◆ GIVEN DATA:
****************

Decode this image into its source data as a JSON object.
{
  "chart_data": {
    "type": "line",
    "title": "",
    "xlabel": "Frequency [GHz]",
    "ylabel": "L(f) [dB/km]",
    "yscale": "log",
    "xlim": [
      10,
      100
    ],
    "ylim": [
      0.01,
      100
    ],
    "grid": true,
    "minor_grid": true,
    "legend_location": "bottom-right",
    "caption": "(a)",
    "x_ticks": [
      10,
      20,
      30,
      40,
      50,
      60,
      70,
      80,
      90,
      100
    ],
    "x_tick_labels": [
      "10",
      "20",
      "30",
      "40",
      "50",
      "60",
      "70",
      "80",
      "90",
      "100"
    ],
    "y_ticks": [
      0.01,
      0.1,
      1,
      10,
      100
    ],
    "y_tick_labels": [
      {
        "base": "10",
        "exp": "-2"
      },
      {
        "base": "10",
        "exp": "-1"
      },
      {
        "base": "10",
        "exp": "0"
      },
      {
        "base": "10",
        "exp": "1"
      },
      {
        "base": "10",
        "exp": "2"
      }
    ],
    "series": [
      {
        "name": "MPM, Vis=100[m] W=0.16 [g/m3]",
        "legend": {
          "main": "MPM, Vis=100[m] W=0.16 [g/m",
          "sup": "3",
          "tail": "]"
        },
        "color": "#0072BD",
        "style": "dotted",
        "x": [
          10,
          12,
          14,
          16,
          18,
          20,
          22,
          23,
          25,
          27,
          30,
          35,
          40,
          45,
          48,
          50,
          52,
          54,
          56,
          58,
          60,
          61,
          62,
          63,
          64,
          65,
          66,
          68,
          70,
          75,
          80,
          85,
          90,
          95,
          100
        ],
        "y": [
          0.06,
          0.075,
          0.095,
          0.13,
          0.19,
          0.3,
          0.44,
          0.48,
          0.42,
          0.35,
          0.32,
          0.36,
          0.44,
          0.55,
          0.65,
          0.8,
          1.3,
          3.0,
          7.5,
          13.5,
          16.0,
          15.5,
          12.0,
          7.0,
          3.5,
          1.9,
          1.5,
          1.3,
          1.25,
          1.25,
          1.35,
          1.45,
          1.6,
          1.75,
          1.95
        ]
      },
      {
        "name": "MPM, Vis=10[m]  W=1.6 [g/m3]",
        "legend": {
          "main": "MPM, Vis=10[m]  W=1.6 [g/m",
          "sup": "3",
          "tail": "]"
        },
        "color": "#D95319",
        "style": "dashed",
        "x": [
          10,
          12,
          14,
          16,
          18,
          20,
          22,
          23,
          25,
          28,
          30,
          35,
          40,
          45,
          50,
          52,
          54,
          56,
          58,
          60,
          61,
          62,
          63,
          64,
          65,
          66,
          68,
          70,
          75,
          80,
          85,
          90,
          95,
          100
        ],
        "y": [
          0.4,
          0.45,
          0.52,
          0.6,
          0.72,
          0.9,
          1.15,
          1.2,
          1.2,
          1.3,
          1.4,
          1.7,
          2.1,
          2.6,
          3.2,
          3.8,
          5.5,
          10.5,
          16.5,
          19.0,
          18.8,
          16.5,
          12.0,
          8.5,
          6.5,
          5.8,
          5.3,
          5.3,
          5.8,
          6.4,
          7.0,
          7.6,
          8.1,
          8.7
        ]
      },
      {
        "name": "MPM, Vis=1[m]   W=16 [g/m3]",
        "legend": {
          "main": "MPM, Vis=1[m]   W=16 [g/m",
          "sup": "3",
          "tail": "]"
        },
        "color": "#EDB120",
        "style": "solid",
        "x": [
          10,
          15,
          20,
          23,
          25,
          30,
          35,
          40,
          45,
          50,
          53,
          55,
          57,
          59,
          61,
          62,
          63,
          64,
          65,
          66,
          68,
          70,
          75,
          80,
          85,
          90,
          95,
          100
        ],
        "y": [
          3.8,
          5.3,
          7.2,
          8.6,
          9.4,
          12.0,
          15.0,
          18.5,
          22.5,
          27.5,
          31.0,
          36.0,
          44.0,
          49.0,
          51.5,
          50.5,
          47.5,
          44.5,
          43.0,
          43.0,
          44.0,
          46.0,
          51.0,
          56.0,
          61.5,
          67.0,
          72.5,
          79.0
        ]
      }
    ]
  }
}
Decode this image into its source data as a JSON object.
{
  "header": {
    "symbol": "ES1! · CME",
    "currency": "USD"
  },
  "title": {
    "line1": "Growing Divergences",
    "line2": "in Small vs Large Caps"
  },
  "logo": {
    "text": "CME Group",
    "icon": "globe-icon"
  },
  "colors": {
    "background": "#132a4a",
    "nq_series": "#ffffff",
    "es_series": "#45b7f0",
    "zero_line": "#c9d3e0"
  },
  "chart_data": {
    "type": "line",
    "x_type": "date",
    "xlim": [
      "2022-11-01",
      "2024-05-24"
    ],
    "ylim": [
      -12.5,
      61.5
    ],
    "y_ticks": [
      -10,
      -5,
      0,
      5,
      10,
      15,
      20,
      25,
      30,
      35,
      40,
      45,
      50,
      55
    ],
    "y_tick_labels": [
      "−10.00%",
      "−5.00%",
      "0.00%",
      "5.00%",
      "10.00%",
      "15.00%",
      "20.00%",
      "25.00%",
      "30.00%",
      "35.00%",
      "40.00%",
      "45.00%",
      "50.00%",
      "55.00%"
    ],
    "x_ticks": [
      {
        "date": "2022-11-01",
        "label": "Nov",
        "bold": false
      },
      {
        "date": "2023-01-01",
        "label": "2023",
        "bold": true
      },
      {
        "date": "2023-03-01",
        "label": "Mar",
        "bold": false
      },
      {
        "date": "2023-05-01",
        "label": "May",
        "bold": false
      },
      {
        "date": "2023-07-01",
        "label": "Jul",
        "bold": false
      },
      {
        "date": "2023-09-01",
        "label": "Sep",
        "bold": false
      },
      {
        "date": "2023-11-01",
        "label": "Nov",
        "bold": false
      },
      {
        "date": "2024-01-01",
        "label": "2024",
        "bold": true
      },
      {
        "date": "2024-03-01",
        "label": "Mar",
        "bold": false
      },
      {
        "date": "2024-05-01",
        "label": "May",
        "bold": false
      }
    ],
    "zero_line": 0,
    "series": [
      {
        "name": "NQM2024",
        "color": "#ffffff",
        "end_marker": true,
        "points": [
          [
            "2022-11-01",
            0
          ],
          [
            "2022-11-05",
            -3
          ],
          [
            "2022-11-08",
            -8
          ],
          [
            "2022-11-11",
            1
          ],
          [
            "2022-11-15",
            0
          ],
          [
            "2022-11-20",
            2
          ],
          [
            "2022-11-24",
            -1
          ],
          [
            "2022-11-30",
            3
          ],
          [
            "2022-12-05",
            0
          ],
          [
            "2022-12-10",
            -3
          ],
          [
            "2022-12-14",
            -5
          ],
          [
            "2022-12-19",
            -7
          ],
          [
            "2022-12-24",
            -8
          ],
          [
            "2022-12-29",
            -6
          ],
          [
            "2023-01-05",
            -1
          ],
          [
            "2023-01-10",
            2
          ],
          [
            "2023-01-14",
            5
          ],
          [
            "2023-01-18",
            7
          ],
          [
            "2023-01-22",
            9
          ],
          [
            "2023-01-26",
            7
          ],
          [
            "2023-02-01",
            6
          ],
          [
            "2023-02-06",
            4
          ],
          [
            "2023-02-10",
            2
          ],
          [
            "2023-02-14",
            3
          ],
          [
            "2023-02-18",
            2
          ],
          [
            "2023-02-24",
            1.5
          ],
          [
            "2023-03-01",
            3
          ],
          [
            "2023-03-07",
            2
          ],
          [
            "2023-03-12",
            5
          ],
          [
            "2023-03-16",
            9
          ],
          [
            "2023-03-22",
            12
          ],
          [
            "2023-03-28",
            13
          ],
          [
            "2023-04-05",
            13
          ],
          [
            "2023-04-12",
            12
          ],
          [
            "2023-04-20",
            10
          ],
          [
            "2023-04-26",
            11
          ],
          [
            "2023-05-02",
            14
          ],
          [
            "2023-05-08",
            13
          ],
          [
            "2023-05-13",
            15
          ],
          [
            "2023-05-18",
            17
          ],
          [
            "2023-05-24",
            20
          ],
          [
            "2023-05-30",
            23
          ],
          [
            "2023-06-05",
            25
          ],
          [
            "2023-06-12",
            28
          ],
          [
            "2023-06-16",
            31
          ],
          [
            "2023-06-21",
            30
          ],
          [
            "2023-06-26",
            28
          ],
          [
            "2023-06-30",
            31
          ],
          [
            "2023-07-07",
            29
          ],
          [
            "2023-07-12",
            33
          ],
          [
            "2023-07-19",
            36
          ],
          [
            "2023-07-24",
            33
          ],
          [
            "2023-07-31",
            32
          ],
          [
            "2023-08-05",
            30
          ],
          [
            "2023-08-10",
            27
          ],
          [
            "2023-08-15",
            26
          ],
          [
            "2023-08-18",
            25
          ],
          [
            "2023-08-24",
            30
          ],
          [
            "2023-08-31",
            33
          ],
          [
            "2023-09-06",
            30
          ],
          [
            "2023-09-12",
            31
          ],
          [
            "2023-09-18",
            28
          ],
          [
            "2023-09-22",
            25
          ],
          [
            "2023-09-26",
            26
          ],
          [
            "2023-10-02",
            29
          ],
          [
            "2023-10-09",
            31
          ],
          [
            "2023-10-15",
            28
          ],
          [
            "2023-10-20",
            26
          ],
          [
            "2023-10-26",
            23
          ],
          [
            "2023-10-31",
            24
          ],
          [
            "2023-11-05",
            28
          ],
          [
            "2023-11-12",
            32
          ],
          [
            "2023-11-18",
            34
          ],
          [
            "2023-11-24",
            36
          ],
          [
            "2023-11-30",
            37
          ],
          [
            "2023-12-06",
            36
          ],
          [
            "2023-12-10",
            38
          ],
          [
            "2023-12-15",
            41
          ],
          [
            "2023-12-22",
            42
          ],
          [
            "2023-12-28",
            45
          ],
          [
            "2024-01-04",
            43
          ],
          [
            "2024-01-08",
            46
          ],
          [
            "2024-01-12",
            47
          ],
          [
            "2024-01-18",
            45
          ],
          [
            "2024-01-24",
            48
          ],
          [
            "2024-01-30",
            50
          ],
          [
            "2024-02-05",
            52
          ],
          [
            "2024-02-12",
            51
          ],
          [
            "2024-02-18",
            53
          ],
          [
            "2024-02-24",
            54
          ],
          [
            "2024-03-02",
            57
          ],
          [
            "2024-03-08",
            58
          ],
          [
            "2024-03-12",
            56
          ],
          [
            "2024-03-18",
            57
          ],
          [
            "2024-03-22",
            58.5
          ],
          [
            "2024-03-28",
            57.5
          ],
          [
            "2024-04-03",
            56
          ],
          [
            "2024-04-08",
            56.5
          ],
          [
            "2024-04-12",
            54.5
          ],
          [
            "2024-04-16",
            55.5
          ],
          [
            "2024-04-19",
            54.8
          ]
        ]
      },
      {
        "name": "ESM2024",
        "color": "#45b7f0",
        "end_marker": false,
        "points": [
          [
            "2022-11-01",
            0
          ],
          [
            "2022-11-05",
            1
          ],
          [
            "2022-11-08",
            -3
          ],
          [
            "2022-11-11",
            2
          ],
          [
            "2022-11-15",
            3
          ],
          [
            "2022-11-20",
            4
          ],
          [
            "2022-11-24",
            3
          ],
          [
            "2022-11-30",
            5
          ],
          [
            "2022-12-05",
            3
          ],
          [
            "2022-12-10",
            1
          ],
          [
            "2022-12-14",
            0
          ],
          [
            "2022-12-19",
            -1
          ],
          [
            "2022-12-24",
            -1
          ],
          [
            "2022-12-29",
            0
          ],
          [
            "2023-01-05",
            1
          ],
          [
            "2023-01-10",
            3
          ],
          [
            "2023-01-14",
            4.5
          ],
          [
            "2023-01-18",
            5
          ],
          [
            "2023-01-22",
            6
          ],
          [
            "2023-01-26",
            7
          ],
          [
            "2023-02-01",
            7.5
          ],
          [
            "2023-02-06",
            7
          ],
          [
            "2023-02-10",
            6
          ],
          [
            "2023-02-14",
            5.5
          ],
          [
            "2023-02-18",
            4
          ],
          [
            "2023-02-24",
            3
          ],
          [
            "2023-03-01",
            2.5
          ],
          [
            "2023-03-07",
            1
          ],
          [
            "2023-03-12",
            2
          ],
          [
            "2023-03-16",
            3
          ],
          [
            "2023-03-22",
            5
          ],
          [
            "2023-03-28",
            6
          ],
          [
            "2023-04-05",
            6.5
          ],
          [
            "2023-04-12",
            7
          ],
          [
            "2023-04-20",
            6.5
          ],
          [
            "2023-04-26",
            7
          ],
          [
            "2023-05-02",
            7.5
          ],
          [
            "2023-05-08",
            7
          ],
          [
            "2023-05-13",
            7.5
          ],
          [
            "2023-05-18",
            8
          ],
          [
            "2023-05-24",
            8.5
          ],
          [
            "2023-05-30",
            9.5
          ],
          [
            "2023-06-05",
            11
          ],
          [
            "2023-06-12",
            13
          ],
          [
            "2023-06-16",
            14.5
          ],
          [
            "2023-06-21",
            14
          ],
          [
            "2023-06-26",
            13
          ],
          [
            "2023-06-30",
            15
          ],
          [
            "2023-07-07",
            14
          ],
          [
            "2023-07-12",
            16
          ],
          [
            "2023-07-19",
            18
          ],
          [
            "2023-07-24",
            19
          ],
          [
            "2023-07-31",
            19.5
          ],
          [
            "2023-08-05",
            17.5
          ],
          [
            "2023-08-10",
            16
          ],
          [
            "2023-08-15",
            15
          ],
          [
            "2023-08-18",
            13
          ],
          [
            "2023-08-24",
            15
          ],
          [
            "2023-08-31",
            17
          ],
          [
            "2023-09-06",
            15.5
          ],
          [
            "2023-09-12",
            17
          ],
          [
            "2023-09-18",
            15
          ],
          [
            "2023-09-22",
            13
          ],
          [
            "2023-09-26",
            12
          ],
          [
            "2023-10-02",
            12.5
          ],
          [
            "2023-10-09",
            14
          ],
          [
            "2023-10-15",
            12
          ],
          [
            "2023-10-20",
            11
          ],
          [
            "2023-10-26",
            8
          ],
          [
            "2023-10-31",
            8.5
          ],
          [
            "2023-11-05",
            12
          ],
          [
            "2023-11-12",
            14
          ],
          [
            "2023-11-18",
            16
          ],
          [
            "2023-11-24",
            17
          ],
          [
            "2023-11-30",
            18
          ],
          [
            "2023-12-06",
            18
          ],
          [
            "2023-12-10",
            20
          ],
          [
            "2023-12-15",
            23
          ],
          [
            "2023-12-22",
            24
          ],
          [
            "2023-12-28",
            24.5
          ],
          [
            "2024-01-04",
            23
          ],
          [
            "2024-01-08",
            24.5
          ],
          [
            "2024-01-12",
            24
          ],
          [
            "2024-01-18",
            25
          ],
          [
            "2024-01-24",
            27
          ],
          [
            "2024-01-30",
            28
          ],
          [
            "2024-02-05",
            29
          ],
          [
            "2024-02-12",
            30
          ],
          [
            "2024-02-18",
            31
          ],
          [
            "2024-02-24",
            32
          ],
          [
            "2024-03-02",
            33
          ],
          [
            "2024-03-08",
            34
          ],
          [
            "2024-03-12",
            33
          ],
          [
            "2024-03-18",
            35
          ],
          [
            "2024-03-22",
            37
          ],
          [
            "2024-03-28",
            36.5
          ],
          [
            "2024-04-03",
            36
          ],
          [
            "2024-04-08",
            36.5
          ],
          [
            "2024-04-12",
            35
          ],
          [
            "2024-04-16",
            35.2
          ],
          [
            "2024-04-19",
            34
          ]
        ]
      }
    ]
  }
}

****************

◆ WHAT IS REQUIRED: Every line of the listing that holds "name" should be found and copied.

◆ FULL OUTPUT:
        "name": "MPM, Vis=100[m] W=0.16 [g/m3]",
        "name": "MPM, Vis=10[m]  W=1.6 [g/m3]",
        "name": "MPM, Vis=1[m]   W=16 [g/m3]",
        "name": "NQM2024",
        "name": "ESM2024",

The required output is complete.